Given problem
Set down each line of the material that follows, exactly, with no pictures.

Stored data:

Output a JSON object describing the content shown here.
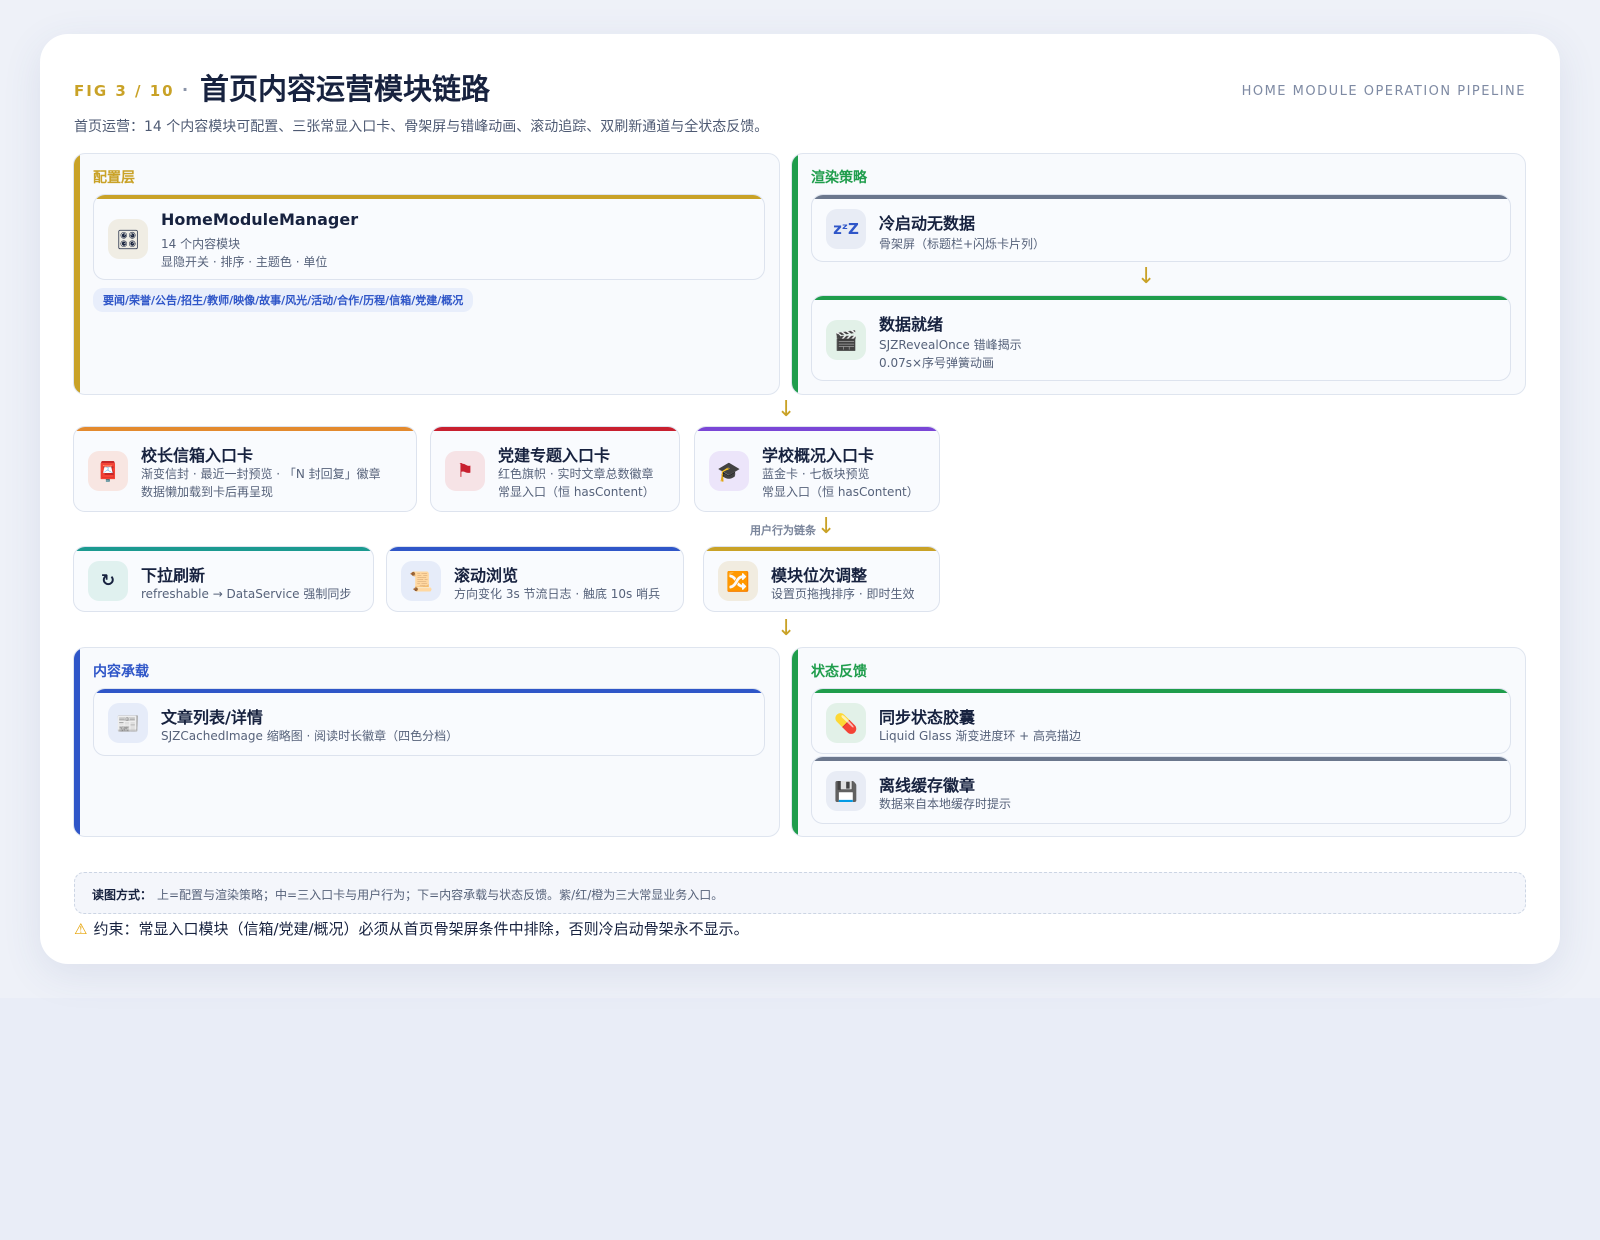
{
  "header": {
    "fig_label": "FIG 3 / 10",
    "dot": "·",
    "title": "首页内容运营模块链路",
    "subtitle_en": "HOME MODULE OPERATION PIPELINE",
    "description": "首页运营：14 个内容模块可配置、三张常显入口卡、骨架屏与错峰动画、滚动追踪、双刷新通道与全状态反馈。"
  },
  "colors": {
    "gold": "#c9a227",
    "green": "#1f9d4c",
    "blue": "#2f56c8",
    "slate": "#6b778d",
    "orange": "#e38a2e",
    "red": "#c8202f",
    "purple": "#7a46d6",
    "teal": "#1b9a90"
  },
  "config_panel": {
    "title": "配置层",
    "node": {
      "icon": "control-knobs-icon",
      "title": "HomeModuleManager",
      "line1": "14 个内容模块",
      "line2": "显隐开关 · 排序 · 主题色 · 单位"
    },
    "tags": "要闻/荣誉/公告/招生/教师/映像/故事/风光/活动/合作/历程/信箱/党建/概况"
  },
  "render_panel": {
    "title": "渲染策略",
    "cold_start": {
      "icon": "sleep-zzz-icon",
      "title": "冷启动无数据",
      "line1": "骨架屏（标题栏+闪烁卡片列）"
    },
    "data_ready": {
      "icon": "clapper-board-icon",
      "title": "数据就绪",
      "line1": "SJZRevealOnce 错峰揭示",
      "line2": "0.07s×序号弹簧动画"
    }
  },
  "entry_cards": [
    {
      "icon": "postbox-icon",
      "title": "校长信箱入口卡",
      "line1": "渐变信封 · 最近一封预览 · 「N 封回复」徽章",
      "line2": "数据懒加载到卡后再呈现"
    },
    {
      "icon": "red-flag-icon",
      "title": "党建专题入口卡",
      "line1": "红色旗帜 · 实时文章总数徽章",
      "line2": "常显入口（恒 hasContent）"
    },
    {
      "icon": "graduation-cap-icon",
      "title": "学校概况入口卡",
      "line1": "蓝金卡 · 七板块预览",
      "line2": "常显入口（恒 hasContent）"
    }
  ],
  "user_behavior_label": "用户行为链条",
  "behavior_cards": [
    {
      "icon": "refresh-icon",
      "title": "下拉刷新",
      "line1": "refreshable → DataService 强制同步"
    },
    {
      "icon": "scroll-icon",
      "title": "滚动浏览",
      "line1": "方向变化 3s 节流日志 · 触底 10s 哨兵"
    },
    {
      "icon": "shuffle-icon",
      "title": "模块位次调整",
      "line1": "设置页拖拽排序 · 即时生效"
    }
  ],
  "content_panel": {
    "title": "内容承载",
    "node": {
      "icon": "newspaper-icon",
      "title": "文章列表/详情",
      "line1": "SJZCachedImage 缩略图 · 阅读时长徽章（四色分档）"
    }
  },
  "status_panel": {
    "title": "状态反馈",
    "sync": {
      "icon": "capsule-pill-icon",
      "title": "同步状态胶囊",
      "line1": "Liquid Glass 渐变进度环 + 高亮描边"
    },
    "offline": {
      "icon": "floppy-disk-icon",
      "title": "离线缓存徽章",
      "line1": "数据来自本地缓存时提示"
    }
  },
  "reading": {
    "label": "读图方式：",
    "text": "上=配置与渲染策略；中=三入口卡与用户行为；下=内容承载与状态反馈。紫/红/橙为三大常显业务入口。"
  },
  "warning": {
    "icon": "warning-icon",
    "text": "约束：常显入口模块（信箱/党建/概况）必须从首页骨架屏条件中排除，否则冷启动骨架永不显示。"
  },
  "arrow_glyph": "↓"
}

Finished answer
Output a JSON object describing the content shown here.
{
  "header": {
    "fig_label": "FIG 3 / 10",
    "dot": "·",
    "title": "首页内容运营模块链路",
    "subtitle_en": "HOME MODULE OPERATION PIPELINE",
    "description": "首页运营：14 个内容模块可配置、三张常显入口卡、骨架屏与错峰动画、滚动追踪、双刷新通道与全状态反馈。"
  },
  "colors": {
    "gold": "#c9a227",
    "green": "#1f9d4c",
    "blue": "#2f56c8",
    "slate": "#6b778d",
    "orange": "#e38a2e",
    "red": "#c8202f",
    "purple": "#7a46d6",
    "teal": "#1b9a90"
  },
  "config_panel": {
    "title": "配置层",
    "node": {
      "icon": "control-knobs-icon",
      "title": "HomeModuleManager",
      "line1": "14 个内容模块",
      "line2": "显隐开关 · 排序 · 主题色 · 单位"
    },
    "tags": "要闻/荣誉/公告/招生/教师/映像/故事/风光/活动/合作/历程/信箱/党建/概况"
  },
  "render_panel": {
    "title": "渲染策略",
    "cold_start": {
      "icon": "sleep-zzz-icon",
      "title": "冷启动无数据",
      "line1": "骨架屏（标题栏+闪烁卡片列）"
    },
    "data_ready": {
      "icon": "clapper-board-icon",
      "title": "数据就绪",
      "line1": "SJZRevealOnce 错峰揭示",
      "line2": "0.07s×序号弹簧动画"
    }
  },
  "entry_cards": [
    {
      "icon": "postbox-icon",
      "title": "校长信箱入口卡",
      "line1": "渐变信封 · 最近一封预览 · 「N 封回复」徽章",
      "line2": "数据懒加载到卡后再呈现"
    },
    {
      "icon": "red-flag-icon",
      "title": "党建专题入口卡",
      "line1": "红色旗帜 · 实时文章总数徽章",
      "line2": "常显入口（恒 hasContent）"
    },
    {
      "icon": "graduation-cap-icon",
      "title": "学校概况入口卡",
      "line1": "蓝金卡 · 七板块预览",
      "line2": "常显入口（恒 hasContent）"
    }
  ],
  "user_behavior_label": "用户行为链条",
  "behavior_cards": [
    {
      "icon": "refresh-icon",
      "title": "下拉刷新",
      "line1": "refreshable → DataService 强制同步"
    },
    {
      "icon": "scroll-icon",
      "title": "滚动浏览",
      "line1": "方向变化 3s 节流日志 · 触底 10s 哨兵"
    },
    {
      "icon": "shuffle-icon",
      "title": "模块位次调整",
      "line1": "设置页拖拽排序 · 即时生效"
    }
  ],
  "content_panel": {
    "title": "内容承载",
    "node": {
      "icon": "newspaper-icon",
      "title": "文章列表/详情",
      "line1": "SJZCachedImage 缩略图 · 阅读时长徽章（四色分档）"
    }
  },
  "status_panel": {
    "title": "状态反馈",
    "sync": {
      "icon": "capsule-pill-icon",
      "title": "同步状态胶囊",
      "line1": "Liquid Glass 渐变进度环 + 高亮描边"
    },
    "offline": {
      "icon": "floppy-disk-icon",
      "title": "离线缓存徽章",
      "line1": "数据来自本地缓存时提示"
    }
  },
  "reading": {
    "label": "读图方式：",
    "text": "上=配置与渲染策略；中=三入口卡与用户行为；下=内容承载与状态反馈。紫/红/橙为三大常显业务入口。"
  },
  "warning": {
    "icon": "warning-icon",
    "text": "约束：常显入口模块（信箱/党建/概况）必须从首页骨架屏条件中排除，否则冷启动骨架永不显示。"
  },
  "arrow_glyph": "↓"
}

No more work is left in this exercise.